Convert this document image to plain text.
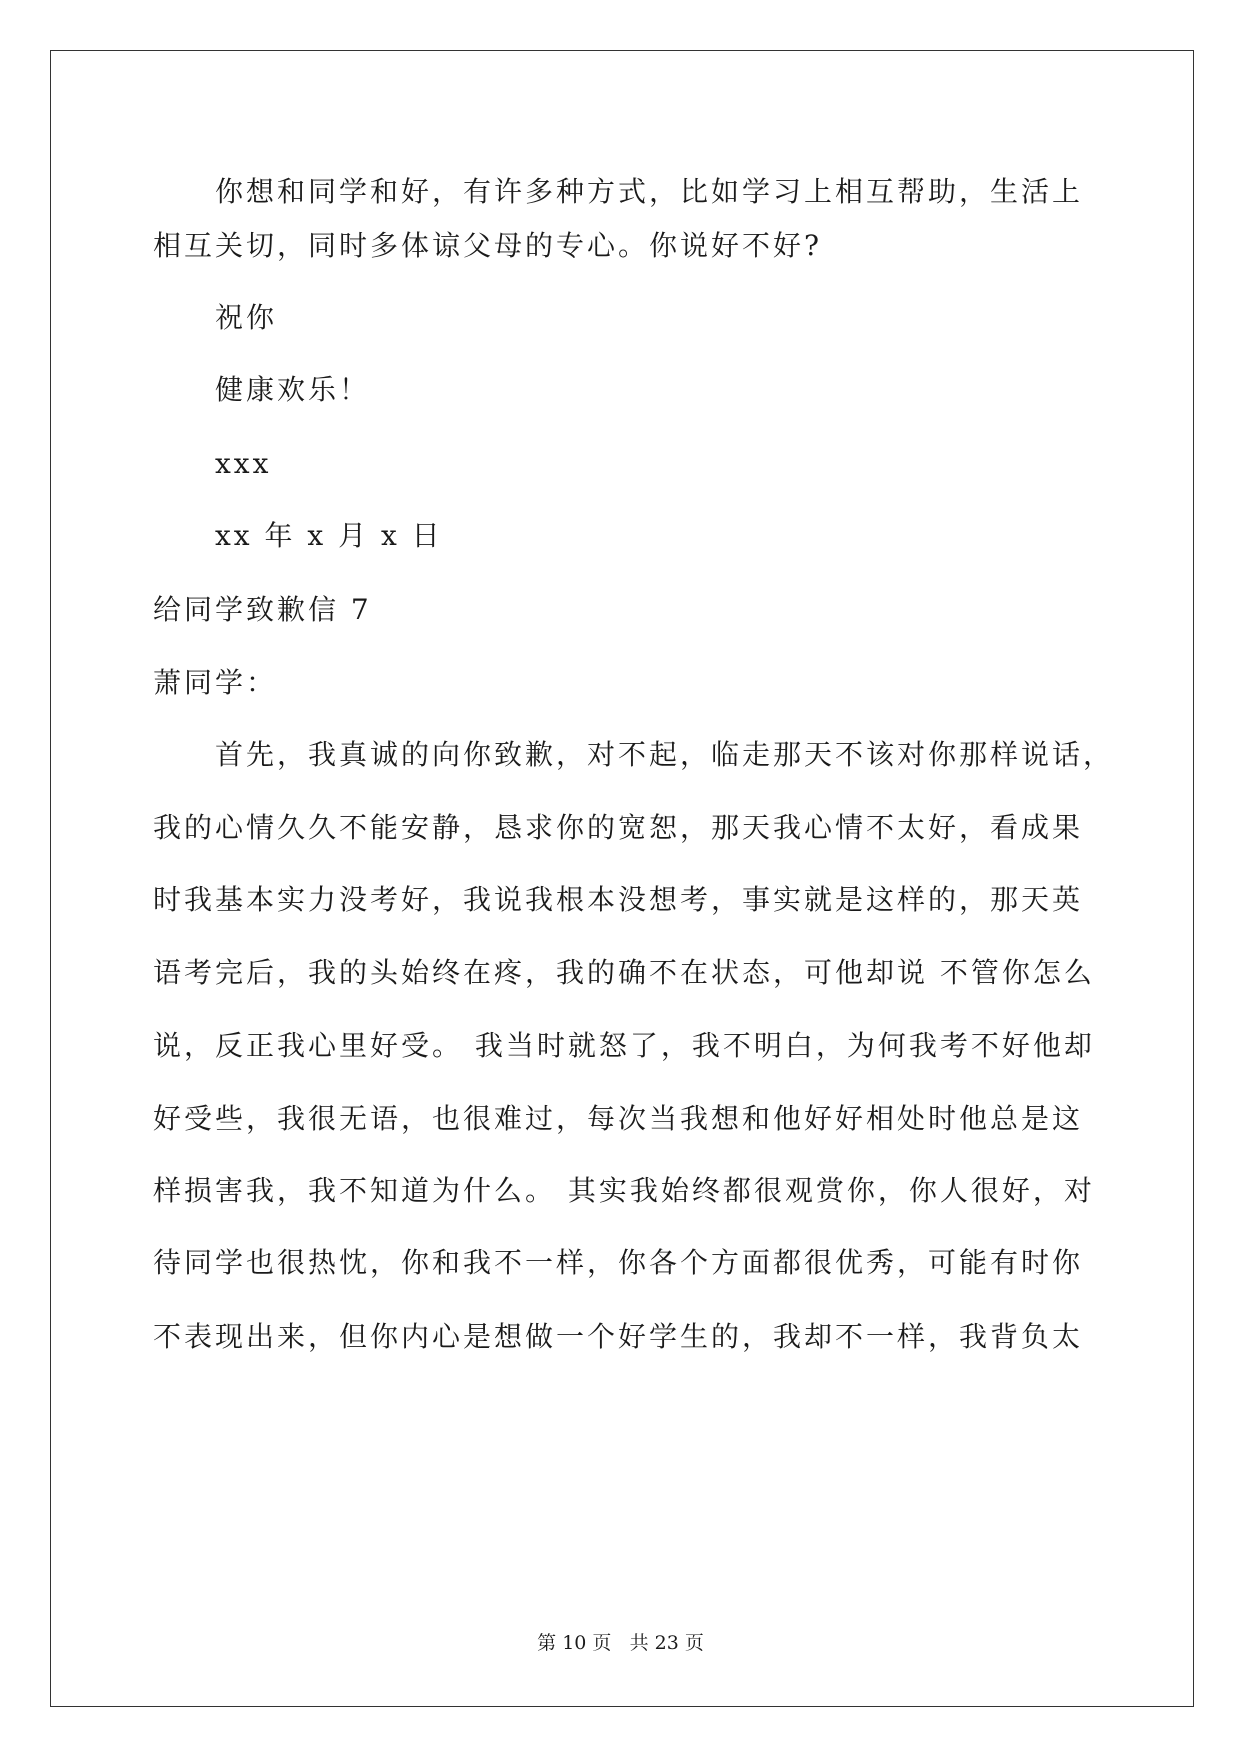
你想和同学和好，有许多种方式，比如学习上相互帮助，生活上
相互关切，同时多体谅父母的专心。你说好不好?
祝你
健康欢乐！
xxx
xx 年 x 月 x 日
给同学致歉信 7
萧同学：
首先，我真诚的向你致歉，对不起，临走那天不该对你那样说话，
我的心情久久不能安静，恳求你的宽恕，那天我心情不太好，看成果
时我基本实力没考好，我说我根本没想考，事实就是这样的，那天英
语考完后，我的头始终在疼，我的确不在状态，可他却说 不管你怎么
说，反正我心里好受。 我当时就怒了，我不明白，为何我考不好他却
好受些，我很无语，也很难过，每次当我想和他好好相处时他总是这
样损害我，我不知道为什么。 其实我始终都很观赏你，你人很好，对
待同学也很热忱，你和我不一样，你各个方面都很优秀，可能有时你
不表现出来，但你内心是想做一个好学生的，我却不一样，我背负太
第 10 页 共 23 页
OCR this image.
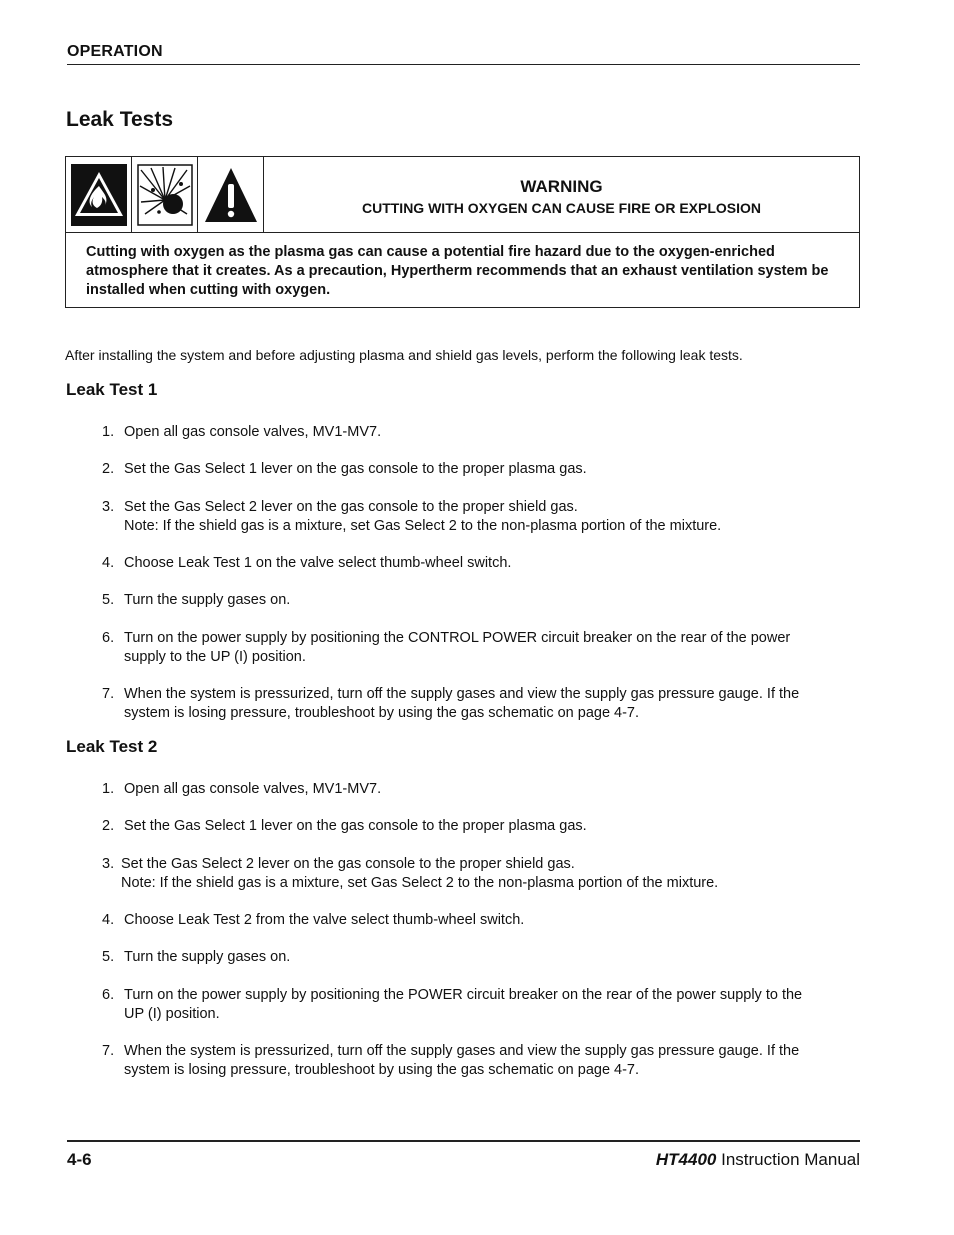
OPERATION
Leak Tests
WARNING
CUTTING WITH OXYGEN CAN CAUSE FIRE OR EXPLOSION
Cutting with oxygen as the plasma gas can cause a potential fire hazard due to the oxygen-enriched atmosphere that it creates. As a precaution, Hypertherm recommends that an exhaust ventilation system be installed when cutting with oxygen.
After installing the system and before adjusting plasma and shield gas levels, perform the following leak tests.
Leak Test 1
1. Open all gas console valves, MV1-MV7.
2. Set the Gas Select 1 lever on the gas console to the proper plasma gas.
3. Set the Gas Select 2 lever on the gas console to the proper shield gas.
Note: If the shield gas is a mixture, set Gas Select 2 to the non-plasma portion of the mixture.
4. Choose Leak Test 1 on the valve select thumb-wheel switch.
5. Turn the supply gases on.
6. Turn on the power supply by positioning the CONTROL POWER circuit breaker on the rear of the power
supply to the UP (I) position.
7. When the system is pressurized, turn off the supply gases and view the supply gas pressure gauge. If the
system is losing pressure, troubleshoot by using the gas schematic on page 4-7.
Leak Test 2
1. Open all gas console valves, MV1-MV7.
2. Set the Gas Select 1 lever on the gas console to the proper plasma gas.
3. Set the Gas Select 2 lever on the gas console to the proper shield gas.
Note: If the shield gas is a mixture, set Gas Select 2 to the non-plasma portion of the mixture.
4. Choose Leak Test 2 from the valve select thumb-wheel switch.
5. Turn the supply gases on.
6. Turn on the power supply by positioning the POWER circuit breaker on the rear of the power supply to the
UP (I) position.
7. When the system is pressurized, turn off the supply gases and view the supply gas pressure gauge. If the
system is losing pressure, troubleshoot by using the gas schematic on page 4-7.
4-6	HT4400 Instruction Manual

* Job *
Give the number of lines in the entries that hold the word "positioning", and nothing else.

* Output *
2